Directions:
Could you retype every line of the material below without changing anything, leaving the pictures out of your answer?

## START Material provided

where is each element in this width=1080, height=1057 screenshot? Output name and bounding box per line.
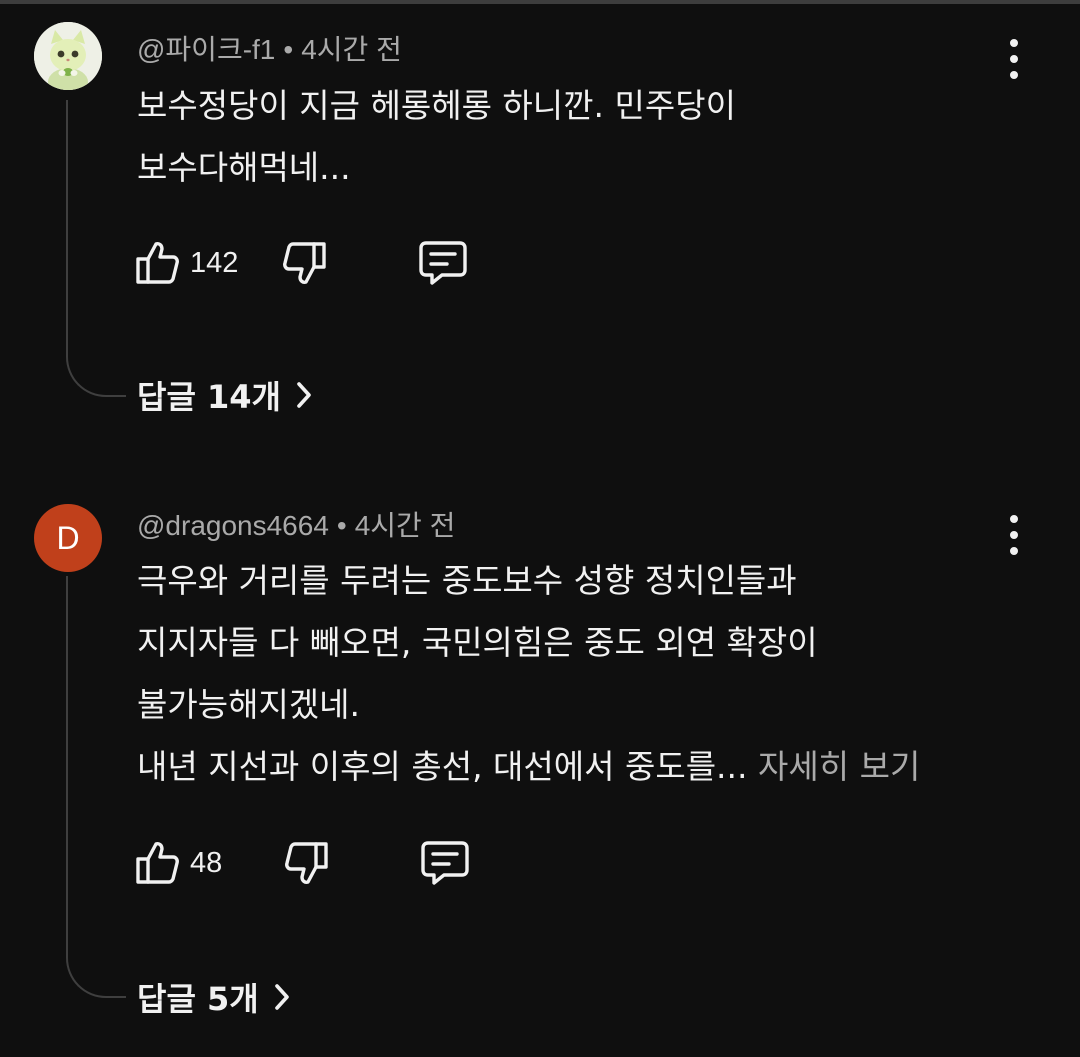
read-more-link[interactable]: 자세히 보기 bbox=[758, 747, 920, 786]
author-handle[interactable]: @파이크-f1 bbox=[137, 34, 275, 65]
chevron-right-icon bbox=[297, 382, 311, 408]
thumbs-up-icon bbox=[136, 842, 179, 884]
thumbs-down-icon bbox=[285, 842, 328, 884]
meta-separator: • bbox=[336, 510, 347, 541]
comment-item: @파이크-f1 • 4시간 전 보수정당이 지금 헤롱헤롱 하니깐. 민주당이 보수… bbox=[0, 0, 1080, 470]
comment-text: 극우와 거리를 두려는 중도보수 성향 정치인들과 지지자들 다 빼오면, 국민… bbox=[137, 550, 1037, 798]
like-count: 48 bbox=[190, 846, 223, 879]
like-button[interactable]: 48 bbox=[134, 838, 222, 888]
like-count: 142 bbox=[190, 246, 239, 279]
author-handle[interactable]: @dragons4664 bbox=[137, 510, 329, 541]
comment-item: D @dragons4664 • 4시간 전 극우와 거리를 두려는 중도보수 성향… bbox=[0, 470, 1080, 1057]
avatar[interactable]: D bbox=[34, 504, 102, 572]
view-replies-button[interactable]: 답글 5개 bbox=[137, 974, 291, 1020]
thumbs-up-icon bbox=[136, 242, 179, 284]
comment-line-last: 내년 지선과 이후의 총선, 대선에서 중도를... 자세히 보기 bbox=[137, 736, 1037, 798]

## END Material provided

Written reply:
where is each element in this width=1080, height=1057 screenshot? Output name and bounding box per line.
read-more-link[interactable]: 자세히 보기 bbox=[758, 747, 920, 786]
author-handle[interactable]: @파이크-f1 bbox=[137, 34, 275, 65]
chevron-right-icon bbox=[297, 382, 311, 408]
thumbs-up-icon bbox=[136, 842, 179, 884]
thumbs-down-icon bbox=[285, 842, 328, 884]
meta-separator: • bbox=[336, 510, 347, 541]
comment-item: @파이크-f1 • 4시간 전 보수정당이 지금 헤롱헤롱 하니깐. 민주당이 보수… bbox=[0, 0, 1080, 470]
comment-text: 극우와 거리를 두려는 중도보수 성향 정치인들과 지지자들 다 빼오면, 국민… bbox=[137, 550, 1037, 798]
like-count: 48 bbox=[190, 846, 223, 879]
like-button[interactable]: 48 bbox=[134, 838, 222, 888]
like-count: 142 bbox=[190, 246, 239, 279]
author-handle[interactable]: @dragons4664 bbox=[137, 510, 329, 541]
comment-item: D @dragons4664 • 4시간 전 극우와 거리를 두려는 중도보수 성향… bbox=[0, 470, 1080, 1057]
avatar[interactable]: D bbox=[34, 504, 102, 572]
view-replies-button[interactable]: 답글 5개 bbox=[137, 974, 291, 1020]
thumbs-up-icon bbox=[136, 242, 179, 284]
comment-line-last: 내년 지선과 이후의 총선, 대선에서 중도를... 자세히 보기 bbox=[137, 736, 1037, 798]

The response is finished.